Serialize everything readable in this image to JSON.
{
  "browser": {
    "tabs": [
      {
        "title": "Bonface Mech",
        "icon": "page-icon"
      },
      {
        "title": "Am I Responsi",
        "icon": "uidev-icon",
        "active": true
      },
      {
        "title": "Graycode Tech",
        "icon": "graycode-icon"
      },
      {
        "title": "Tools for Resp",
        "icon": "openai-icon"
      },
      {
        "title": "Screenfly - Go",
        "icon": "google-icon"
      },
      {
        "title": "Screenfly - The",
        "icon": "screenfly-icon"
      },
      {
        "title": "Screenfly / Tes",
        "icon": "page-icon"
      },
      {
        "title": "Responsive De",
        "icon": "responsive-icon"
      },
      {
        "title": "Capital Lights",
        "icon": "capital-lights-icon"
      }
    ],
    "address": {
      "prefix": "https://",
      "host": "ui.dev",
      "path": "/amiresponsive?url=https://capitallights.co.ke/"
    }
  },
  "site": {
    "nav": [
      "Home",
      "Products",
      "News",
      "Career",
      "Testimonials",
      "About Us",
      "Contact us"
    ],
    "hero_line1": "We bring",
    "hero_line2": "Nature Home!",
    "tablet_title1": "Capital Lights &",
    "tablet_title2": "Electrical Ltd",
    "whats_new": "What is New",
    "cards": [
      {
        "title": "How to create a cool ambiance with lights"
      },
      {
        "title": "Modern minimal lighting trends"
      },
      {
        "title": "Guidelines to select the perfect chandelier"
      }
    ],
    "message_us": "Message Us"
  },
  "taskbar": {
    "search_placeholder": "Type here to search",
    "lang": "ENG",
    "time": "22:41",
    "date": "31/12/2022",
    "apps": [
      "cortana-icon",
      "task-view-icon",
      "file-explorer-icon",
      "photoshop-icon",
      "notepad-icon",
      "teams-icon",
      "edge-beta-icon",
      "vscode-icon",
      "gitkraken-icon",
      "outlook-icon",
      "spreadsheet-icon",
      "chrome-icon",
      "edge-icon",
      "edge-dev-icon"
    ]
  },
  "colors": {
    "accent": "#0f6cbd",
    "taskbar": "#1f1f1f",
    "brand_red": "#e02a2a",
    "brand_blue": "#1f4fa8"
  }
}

-=-=-=-=-

Repeat all entries. Match them exactly.

Serialize everything readable in this image to JSON.
{
  "browser": {
    "tabs": [
      {
        "title": "Bonface Mech",
        "icon": "page-icon"
      },
      {
        "title": "Am I Responsi",
        "icon": "uidev-icon",
        "active": true
      },
      {
        "title": "Graycode Tech",
        "icon": "graycode-icon"
      },
      {
        "title": "Tools for Resp",
        "icon": "openai-icon"
      },
      {
        "title": "Screenfly - Go",
        "icon": "google-icon"
      },
      {
        "title": "Screenfly - The",
        "icon": "screenfly-icon"
      },
      {
        "title": "Screenfly / Tes",
        "icon": "page-icon"
      },
      {
        "title": "Responsive De",
        "icon": "responsive-icon"
      },
      {
        "title": "Capital Lights",
        "icon": "capital-lights-icon"
      }
    ],
    "address": {
      "prefix": "https://",
      "host": "ui.dev",
      "path": "/amiresponsive?url=https://capitallights.co.ke/"
    }
  },
  "site": {
    "nav": [
      "Home",
      "Products",
      "News",
      "Career",
      "Testimonials",
      "About Us",
      "Contact us"
    ],
    "hero_line1": "We bring",
    "hero_line2": "Nature Home!",
    "tablet_title1": "Capital Lights &",
    "tablet_title2": "Electrical Ltd",
    "whats_new": "What is New",
    "cards": [
      {
        "title": "How to create a cool ambiance with lights"
      },
      {
        "title": "Modern minimal lighting trends"
      },
      {
        "title": "Guidelines to select the perfect chandelier"
      }
    ],
    "message_us": "Message Us"
  },
  "taskbar": {
    "search_placeholder": "Type here to search",
    "lang": "ENG",
    "time": "22:41",
    "date": "31/12/2022",
    "apps": [
      "cortana-icon",
      "task-view-icon",
      "file-explorer-icon",
      "photoshop-icon",
      "notepad-icon",
      "teams-icon",
      "edge-beta-icon",
      "vscode-icon",
      "gitkraken-icon",
      "outlook-icon",
      "spreadsheet-icon",
      "chrome-icon",
      "edge-icon",
      "edge-dev-icon"
    ]
  },
  "colors": {
    "accent": "#0f6cbd",
    "taskbar": "#1f1f1f",
    "brand_red": "#e02a2a",
    "brand_blue": "#1f4fa8"
  }
}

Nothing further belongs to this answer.